Quote all of the data exactly as given. Skip every picture it contains.

> **RECORDS TO PROCESS**:
START

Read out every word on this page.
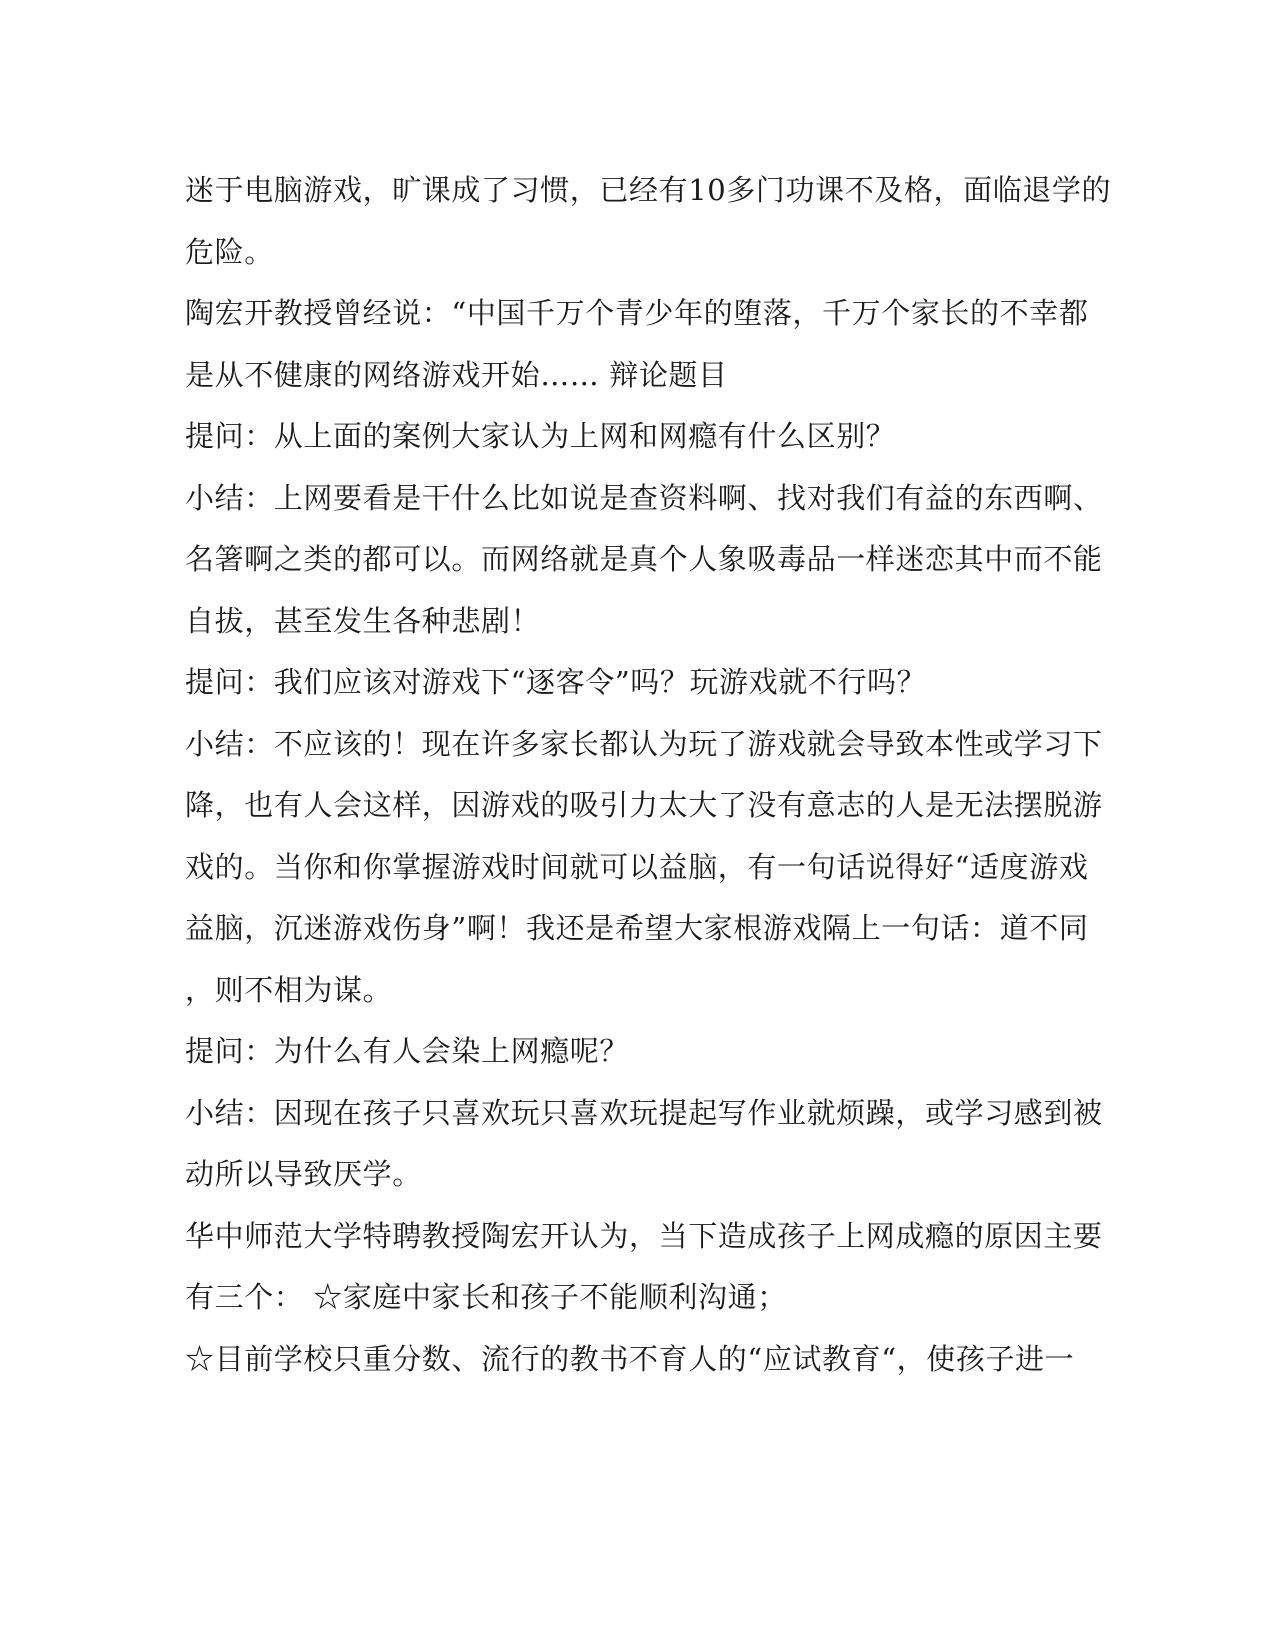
迷于电脑游戏，旷课成了习惯，已经有10多门功课不及格，面临退学的
危险。
陶宏开教授曾经说：“中国千万个青少年的堕落，千万个家长的不幸都
是从不健康的网络游戏开始…… 辩论题目
提问：从上面的案例大家认为上网和网瘾有什么区别？
小结：上网要看是干什么比如说是查资料啊、找对我们有益的东西啊、
名箸啊之类的都可以。而网络就是真个人象吸毒品一样迷恋其中而不能
自拔，甚至发生各种悲剧！
提问：我们应该对游戏下“逐客令”吗？玩游戏就不行吗？
小结：不应该的！现在许多家长都认为玩了游戏就会导致本性或学习下
降，也有人会这样，因游戏的吸引力太大了没有意志的人是无法摆脱游
戏的。当你和你掌握游戏时间就可以益脑，有一句话说得好“适度游戏
益脑，沉迷游戏伤身”啊！我还是希望大家根游戏隔上一句话：道不同
，则不相为谋。
提问：为什么有人会染上网瘾呢？
小结：因现在孩子只喜欢玩只喜欢玩提起写作业就烦躁，或学习感到被
动所以导致厌学。
华中师范大学特聘教授陶宏开认为，当下造成孩子上网成瘾的原因主要
有三个： ☆家庭中家长和孩子不能顺利沟通；
☆目前学校只重分数、流行的教书不育人的“应试教育“，使孩子进一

END

> **OUTPUT OF THE TASK**:
Read out every word on this page.
迷于电脑游戏，旷课成了习惯，已经有10多门功课不及格，面临退学的
危险。
陶宏开教授曾经说：“中国千万个青少年的堕落，千万个家长的不幸都
是从不健康的网络游戏开始…… 辩论题目
提问：从上面的案例大家认为上网和网瘾有什么区别？
小结：上网要看是干什么比如说是查资料啊、找对我们有益的东西啊、
名箸啊之类的都可以。而网络就是真个人象吸毒品一样迷恋其中而不能
自拔，甚至发生各种悲剧！
提问：我们应该对游戏下“逐客令”吗？玩游戏就不行吗？
小结：不应该的！现在许多家长都认为玩了游戏就会导致本性或学习下
降，也有人会这样，因游戏的吸引力太大了没有意志的人是无法摆脱游
戏的。当你和你掌握游戏时间就可以益脑，有一句话说得好“适度游戏
益脑，沉迷游戏伤身”啊！我还是希望大家根游戏隔上一句话：道不同
，则不相为谋。
提问：为什么有人会染上网瘾呢？
小结：因现在孩子只喜欢玩只喜欢玩提起写作业就烦躁，或学习感到被
动所以导致厌学。
华中师范大学特聘教授陶宏开认为，当下造成孩子上网成瘾的原因主要
有三个： ☆家庭中家长和孩子不能顺利沟通；
☆目前学校只重分数、流行的教书不育人的“应试教育“，使孩子进一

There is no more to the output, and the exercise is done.